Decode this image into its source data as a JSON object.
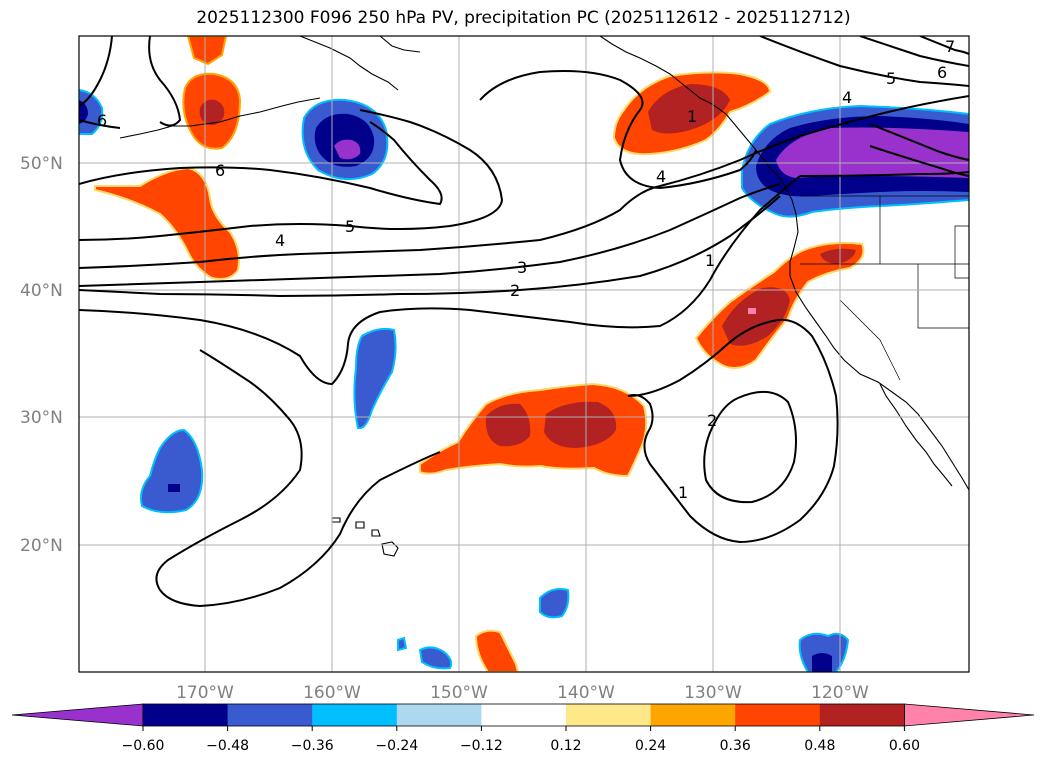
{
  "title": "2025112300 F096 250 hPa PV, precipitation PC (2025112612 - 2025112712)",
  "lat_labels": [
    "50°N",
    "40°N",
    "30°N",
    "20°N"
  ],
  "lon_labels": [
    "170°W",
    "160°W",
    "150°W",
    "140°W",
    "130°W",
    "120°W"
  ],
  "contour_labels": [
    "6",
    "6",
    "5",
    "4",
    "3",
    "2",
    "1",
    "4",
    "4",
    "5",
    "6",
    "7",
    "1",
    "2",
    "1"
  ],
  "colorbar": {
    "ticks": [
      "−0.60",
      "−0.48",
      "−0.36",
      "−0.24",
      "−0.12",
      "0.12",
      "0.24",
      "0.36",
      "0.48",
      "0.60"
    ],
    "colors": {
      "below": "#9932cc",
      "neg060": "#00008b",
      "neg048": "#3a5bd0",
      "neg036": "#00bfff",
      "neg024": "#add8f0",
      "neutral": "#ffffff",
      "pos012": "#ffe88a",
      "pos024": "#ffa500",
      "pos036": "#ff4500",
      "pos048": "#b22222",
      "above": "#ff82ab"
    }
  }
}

——

Verbatim reproduction of every record is required; images are left out.

Decode this image into its source data as a JSON object.
{
  "title": "2025112300 F096 250 hPa PV, precipitation PC (2025112612 - 2025112712)",
  "lat_labels": [
    "50°N",
    "40°N",
    "30°N",
    "20°N"
  ],
  "lon_labels": [
    "170°W",
    "160°W",
    "150°W",
    "140°W",
    "130°W",
    "120°W"
  ],
  "contour_labels": [
    "6",
    "6",
    "5",
    "4",
    "3",
    "2",
    "1",
    "4",
    "4",
    "5",
    "6",
    "7",
    "1",
    "2",
    "1"
  ],
  "colorbar": {
    "ticks": [
      "−0.60",
      "−0.48",
      "−0.36",
      "−0.24",
      "−0.12",
      "0.12",
      "0.24",
      "0.36",
      "0.48",
      "0.60"
    ],
    "colors": {
      "below": "#9932cc",
      "neg060": "#00008b",
      "neg048": "#3a5bd0",
      "neg036": "#00bfff",
      "neg024": "#add8f0",
      "neutral": "#ffffff",
      "pos012": "#ffe88a",
      "pos024": "#ffa500",
      "pos036": "#ff4500",
      "pos048": "#b22222",
      "above": "#ff82ab"
    }
  }
}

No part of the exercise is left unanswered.